▶ **EXERCISE TASK**
Write out every entry word for word.

════

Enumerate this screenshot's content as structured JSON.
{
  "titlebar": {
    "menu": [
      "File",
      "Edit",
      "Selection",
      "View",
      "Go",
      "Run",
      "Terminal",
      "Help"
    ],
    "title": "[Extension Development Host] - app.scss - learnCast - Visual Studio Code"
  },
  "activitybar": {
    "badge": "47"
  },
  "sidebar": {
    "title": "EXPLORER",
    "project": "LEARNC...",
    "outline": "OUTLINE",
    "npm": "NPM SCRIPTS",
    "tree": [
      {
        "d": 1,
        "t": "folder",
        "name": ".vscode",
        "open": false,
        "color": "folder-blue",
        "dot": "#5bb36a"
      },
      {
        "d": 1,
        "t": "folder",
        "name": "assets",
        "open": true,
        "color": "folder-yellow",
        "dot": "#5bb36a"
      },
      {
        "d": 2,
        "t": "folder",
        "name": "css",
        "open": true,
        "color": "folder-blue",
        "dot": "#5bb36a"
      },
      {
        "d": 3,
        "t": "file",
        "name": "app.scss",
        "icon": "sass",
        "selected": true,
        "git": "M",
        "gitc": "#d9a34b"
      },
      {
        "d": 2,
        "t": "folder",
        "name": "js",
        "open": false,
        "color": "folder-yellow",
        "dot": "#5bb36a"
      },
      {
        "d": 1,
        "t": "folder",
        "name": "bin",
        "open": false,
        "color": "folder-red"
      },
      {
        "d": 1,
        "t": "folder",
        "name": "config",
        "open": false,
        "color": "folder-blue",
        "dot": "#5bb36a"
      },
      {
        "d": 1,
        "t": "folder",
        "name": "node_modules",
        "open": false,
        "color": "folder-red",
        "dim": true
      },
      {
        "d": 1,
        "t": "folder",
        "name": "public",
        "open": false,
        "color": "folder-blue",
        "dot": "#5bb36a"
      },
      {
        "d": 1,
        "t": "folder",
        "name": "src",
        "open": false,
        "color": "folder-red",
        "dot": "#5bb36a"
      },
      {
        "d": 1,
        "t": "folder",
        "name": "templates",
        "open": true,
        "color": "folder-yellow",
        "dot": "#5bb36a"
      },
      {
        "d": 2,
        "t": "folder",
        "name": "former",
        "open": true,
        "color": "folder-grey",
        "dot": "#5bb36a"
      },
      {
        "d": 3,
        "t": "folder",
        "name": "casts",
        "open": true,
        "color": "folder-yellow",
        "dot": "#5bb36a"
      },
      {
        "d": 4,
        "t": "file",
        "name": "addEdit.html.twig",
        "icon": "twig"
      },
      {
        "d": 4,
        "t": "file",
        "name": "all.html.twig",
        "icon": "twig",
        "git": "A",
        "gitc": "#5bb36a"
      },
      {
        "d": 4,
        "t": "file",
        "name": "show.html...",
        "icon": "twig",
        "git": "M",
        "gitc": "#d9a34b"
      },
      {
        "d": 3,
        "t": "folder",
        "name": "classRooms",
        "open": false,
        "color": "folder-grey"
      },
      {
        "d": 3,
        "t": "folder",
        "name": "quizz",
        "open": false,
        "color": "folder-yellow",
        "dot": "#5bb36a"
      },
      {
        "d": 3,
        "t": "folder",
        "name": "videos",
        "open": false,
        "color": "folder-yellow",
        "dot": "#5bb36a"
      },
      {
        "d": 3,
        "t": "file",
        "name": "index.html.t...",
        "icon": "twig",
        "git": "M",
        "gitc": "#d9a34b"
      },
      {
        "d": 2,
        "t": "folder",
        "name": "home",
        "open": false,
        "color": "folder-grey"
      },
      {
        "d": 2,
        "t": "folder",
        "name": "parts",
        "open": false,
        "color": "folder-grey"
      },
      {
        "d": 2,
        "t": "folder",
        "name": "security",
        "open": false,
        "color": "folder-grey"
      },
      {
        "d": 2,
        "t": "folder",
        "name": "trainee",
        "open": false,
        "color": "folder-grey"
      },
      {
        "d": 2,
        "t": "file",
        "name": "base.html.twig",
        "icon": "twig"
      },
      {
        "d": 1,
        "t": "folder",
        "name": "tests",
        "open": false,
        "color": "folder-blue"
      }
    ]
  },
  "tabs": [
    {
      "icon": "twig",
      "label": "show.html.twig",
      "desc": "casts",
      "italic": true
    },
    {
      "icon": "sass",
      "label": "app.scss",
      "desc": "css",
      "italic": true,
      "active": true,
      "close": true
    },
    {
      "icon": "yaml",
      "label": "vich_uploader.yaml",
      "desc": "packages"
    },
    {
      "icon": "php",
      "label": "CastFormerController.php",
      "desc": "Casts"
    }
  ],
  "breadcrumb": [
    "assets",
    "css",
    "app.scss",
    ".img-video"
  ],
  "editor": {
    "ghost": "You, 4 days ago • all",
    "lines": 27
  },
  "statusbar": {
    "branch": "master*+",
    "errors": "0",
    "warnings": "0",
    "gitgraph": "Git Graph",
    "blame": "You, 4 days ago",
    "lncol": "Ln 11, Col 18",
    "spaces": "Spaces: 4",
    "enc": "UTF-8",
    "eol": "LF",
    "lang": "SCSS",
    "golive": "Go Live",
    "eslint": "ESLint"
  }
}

════

▶ **CORRECT RESPONSE**
Enumerate this screenshot's content as structured JSON.
{
  "titlebar": {
    "menu": [
      "File",
      "Edit",
      "Selection",
      "View",
      "Go",
      "Run",
      "Terminal",
      "Help"
    ],
    "title": "[Extension Development Host] - app.scss - learnCast - Visual Studio Code"
  },
  "activitybar": {
    "badge": "47"
  },
  "sidebar": {
    "title": "EXPLORER",
    "project": "LEARNC...",
    "outline": "OUTLINE",
    "npm": "NPM SCRIPTS",
    "tree": [
      {
        "d": 1,
        "t": "folder",
        "name": ".vscode",
        "open": false,
        "color": "folder-blue",
        "dot": "#5bb36a"
      },
      {
        "d": 1,
        "t": "folder",
        "name": "assets",
        "open": true,
        "color": "folder-yellow",
        "dot": "#5bb36a"
      },
      {
        "d": 2,
        "t": "folder",
        "name": "css",
        "open": true,
        "color": "folder-blue",
        "dot": "#5bb36a"
      },
      {
        "d": 3,
        "t": "file",
        "name": "app.scss",
        "icon": "sass",
        "selected": true,
        "git": "M",
        "gitc": "#d9a34b"
      },
      {
        "d": 2,
        "t": "folder",
        "name": "js",
        "open": false,
        "color": "folder-yellow",
        "dot": "#5bb36a"
      },
      {
        "d": 1,
        "t": "folder",
        "name": "bin",
        "open": false,
        "color": "folder-red"
      },
      {
        "d": 1,
        "t": "folder",
        "name": "config",
        "open": false,
        "color": "folder-blue",
        "dot": "#5bb36a"
      },
      {
        "d": 1,
        "t": "folder",
        "name": "node_modules",
        "open": false,
        "color": "folder-red",
        "dim": true
      },
      {
        "d": 1,
        "t": "folder",
        "name": "public",
        "open": false,
        "color": "folder-blue",
        "dot": "#5bb36a"
      },
      {
        "d": 1,
        "t": "folder",
        "name": "src",
        "open": false,
        "color": "folder-red",
        "dot": "#5bb36a"
      },
      {
        "d": 1,
        "t": "folder",
        "name": "templates",
        "open": true,
        "color": "folder-yellow",
        "dot": "#5bb36a"
      },
      {
        "d": 2,
        "t": "folder",
        "name": "former",
        "open": true,
        "color": "folder-grey",
        "dot": "#5bb36a"
      },
      {
        "d": 3,
        "t": "folder",
        "name": "casts",
        "open": true,
        "color": "folder-yellow",
        "dot": "#5bb36a"
      },
      {
        "d": 4,
        "t": "file",
        "name": "addEdit.html.twig",
        "icon": "twig"
      },
      {
        "d": 4,
        "t": "file",
        "name": "all.html.twig",
        "icon": "twig",
        "git": "A",
        "gitc": "#5bb36a"
      },
      {
        "d": 4,
        "t": "file",
        "name": "show.html...",
        "icon": "twig",
        "git": "M",
        "gitc": "#d9a34b"
      },
      {
        "d": 3,
        "t": "folder",
        "name": "classRooms",
        "open": false,
        "color": "folder-grey"
      },
      {
        "d": 3,
        "t": "folder",
        "name": "quizz",
        "open": false,
        "color": "folder-yellow",
        "dot": "#5bb36a"
      },
      {
        "d": 3,
        "t": "folder",
        "name": "videos",
        "open": false,
        "color": "folder-yellow",
        "dot": "#5bb36a"
      },
      {
        "d": 3,
        "t": "file",
        "name": "index.html.t...",
        "icon": "twig",
        "git": "M",
        "gitc": "#d9a34b"
      },
      {
        "d": 2,
        "t": "folder",
        "name": "home",
        "open": false,
        "color": "folder-grey"
      },
      {
        "d": 2,
        "t": "folder",
        "name": "parts",
        "open": false,
        "color": "folder-grey"
      },
      {
        "d": 2,
        "t": "folder",
        "name": "security",
        "open": false,
        "color": "folder-grey"
      },
      {
        "d": 2,
        "t": "folder",
        "name": "trainee",
        "open": false,
        "color": "folder-grey"
      },
      {
        "d": 2,
        "t": "file",
        "name": "base.html.twig",
        "icon": "twig"
      },
      {
        "d": 1,
        "t": "folder",
        "name": "tests",
        "open": false,
        "color": "folder-blue"
      }
    ]
  },
  "tabs": [
    {
      "icon": "twig",
      "label": "show.html.twig",
      "desc": "casts",
      "italic": true
    },
    {
      "icon": "sass",
      "label": "app.scss",
      "desc": "css",
      "italic": true,
      "active": true,
      "close": true
    },
    {
      "icon": "yaml",
      "label": "vich_uploader.yaml",
      "desc": "packages"
    },
    {
      "icon": "php",
      "label": "CastFormerController.php",
      "desc": "Casts"
    }
  ],
  "breadcrumb": [
    "assets",
    "css",
    "app.scss",
    ".img-video"
  ],
  "editor": {
    "ghost": "You, 4 days ago • all",
    "lines": 27
  },
  "statusbar": {
    "branch": "master*+",
    "errors": "0",
    "warnings": "0",
    "gitgraph": "Git Graph",
    "blame": "You, 4 days ago",
    "lncol": "Ln 11, Col 18",
    "spaces": "Spaces: 4",
    "enc": "UTF-8",
    "eol": "LF",
    "lang": "SCSS",
    "golive": "Go Live",
    "eslint": "ESLint"
  }
}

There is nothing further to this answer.